**Goal:** Print all of the lines exactly. Any picture among them stays out.

**Record excerpts:**
# # # #
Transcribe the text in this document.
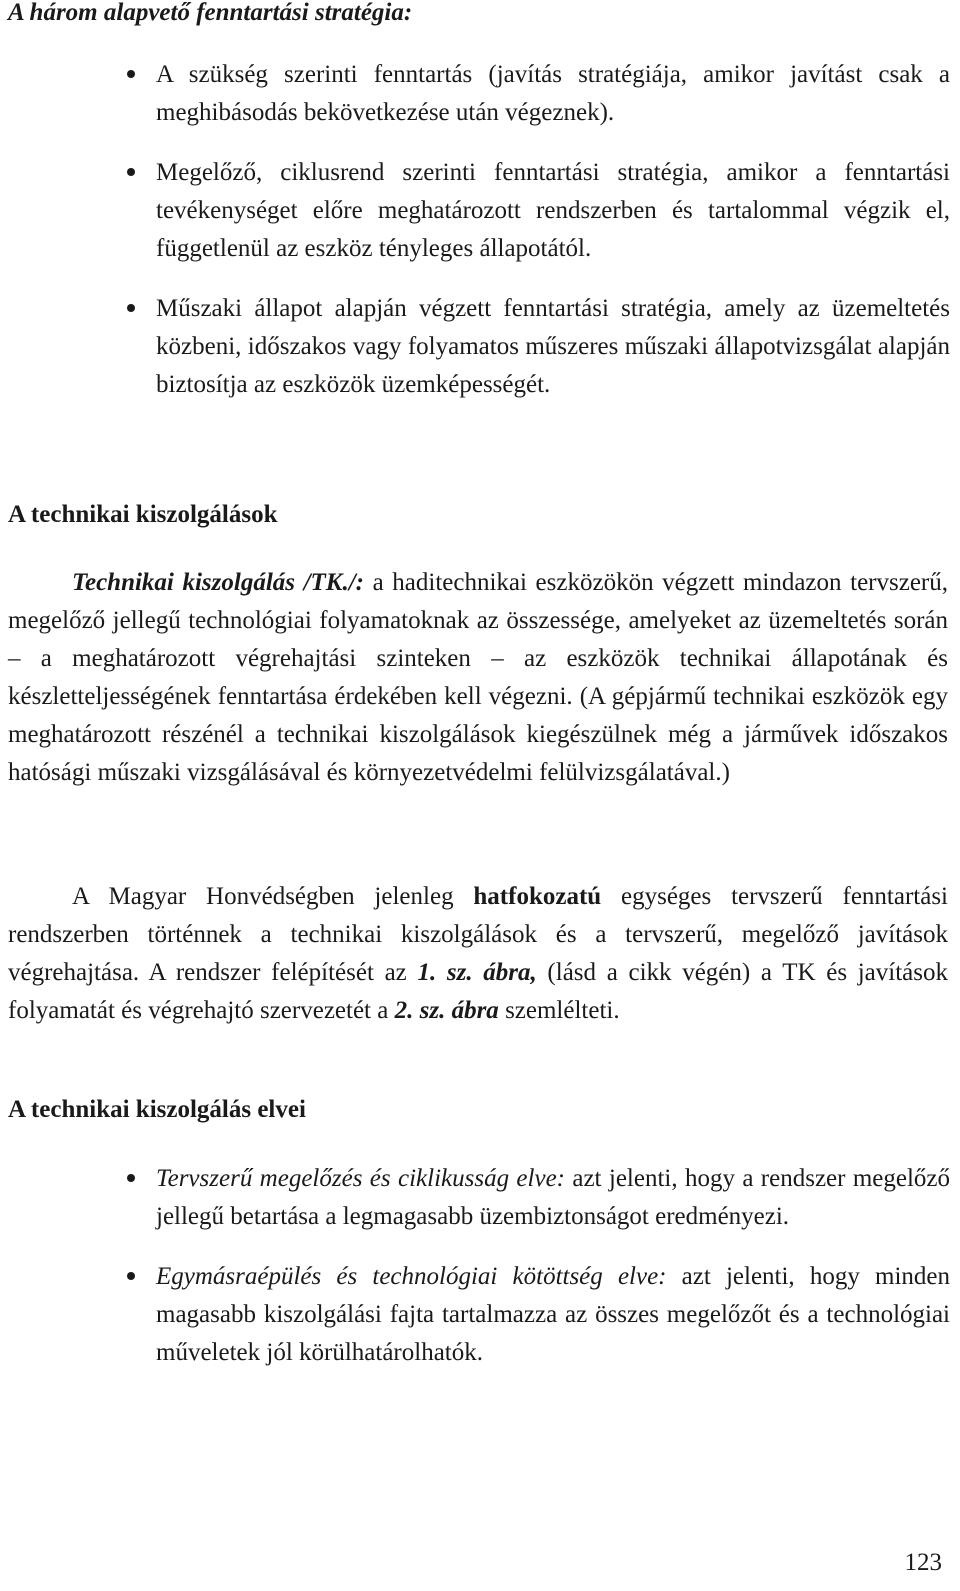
A három alapvető fenntartási stratégia:

A szükség szerinti fenntartás (javítás stratégiája, amikor javítást csak a meghibásodás bekövetkezése után végeznek).
Megelőző, ciklusrend szerinti fenntartási stratégia, amikor a fenntartási tevékenységet előre meghatározott rendszerben és tartalommal végzik el, függetlenül az eszköz tényleges állapotától.
Műszaki állapot alapján végzett fenntartási stratégia, amely az üzemeltetés közbeni, időszakos vagy folyamatos műszeres műszaki állapotvizsgálat alapján biztosítja az eszközök üzemképességét.

A technikai kiszolgálások

Technikai kiszolgálás /TK./: a haditechnikai eszközökön végzett mindazon tervszerű, megelőző jellegű technológiai folyamatoknak az összessége, amelyeket az üzemeltetés során – a meghatározott végrehajtási szinteken – az eszközök technikai állapotának és készletteljességének fenntartása érdekében kell végezni. (A gépjármű technikai eszközök egy meghatározott részénél a technikai kiszolgálások kiegészülnek még a járművek időszakos hatósági műszaki vizsgálásával és környezetvédelmi felülvizsgálatával.)

A Magyar Honvédségben jelenleg hatfokozatú egységes tervszerű fenntartási rendszerben történnek a technikai kiszolgálások és a tervszerű, megelőző javítások végrehajtása. A rendszer felépítését az 1. sz. ábra, (lásd a cikk végén) a TK és javítások folyamatát és végrehajtó szervezetét a 2. sz. ábra szemlélteti.

A technikai kiszolgálás elvei

Tervszerű megelőzés és ciklikusság elve: azt jelenti, hogy a rendszer megelőző jellegű betartása a legmagasabb üzembiztonságot eredményezi.
Egymásraépülés és technológiai kötöttség elve: azt jelenti, hogy minden magasabb kiszolgálási fajta tartalmazza az összes megelőzőt és a technológiai műveletek jól körülhatárolhatók.
123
# # # #
**Correct result:**
Transcribe the text in this document.
A három alapvető fenntartási stratégia:

A szükség szerinti fenntartás (javítás stratégiája, amikor javítást csak a meghibásodás bekövetkezése után végeznek).
Megelőző, ciklusrend szerinti fenntartási stratégia, amikor a fenntartási tevékenységet előre meghatározott rendszerben és tartalommal végzik el, függetlenül az eszköz tényleges állapotától.
Műszaki állapot alapján végzett fenntartási stratégia, amely az üzemeltetés közbeni, időszakos vagy folyamatos műszeres műszaki állapotvizsgálat alapján biztosítja az eszközök üzemképességét.

A technikai kiszolgálások

Technikai kiszolgálás /TK./: a haditechnikai eszközökön végzett mindazon tervszerű, megelőző jellegű technológiai folyamatoknak az összessége, amelyeket az üzemeltetés során – a meghatározott végrehajtási szinteken – az eszközök technikai állapotának és készletteljességének fenntartása érdekében kell végezni. (A gépjármű technikai eszközök egy meghatározott részénél a technikai kiszolgálások kiegészülnek még a járművek időszakos hatósági műszaki vizsgálásával és környezetvédelmi felülvizsgálatával.)

A Magyar Honvédségben jelenleg hatfokozatú egységes tervszerű fenntartási rendszerben történnek a technikai kiszolgálások és a tervszerű, megelőző javítások végrehajtása. A rendszer felépítését az 1. sz. ábra, (lásd a cikk végén) a TK és javítások folyamatát és végrehajtó szervezetét a 2. sz. ábra szemlélteti.

A technikai kiszolgálás elvei

Tervszerű megelőzés és ciklikusság elve: azt jelenti, hogy a rendszer megelőző jellegű betartása a legmagasabb üzembiztonságot eredményezi.
Egymásraépülés és technológiai kötöttség elve: azt jelenti, hogy minden magasabb kiszolgálási fajta tartalmazza az összes megelőzőt és a technológiai műveletek jól körülhatárolhatók.
123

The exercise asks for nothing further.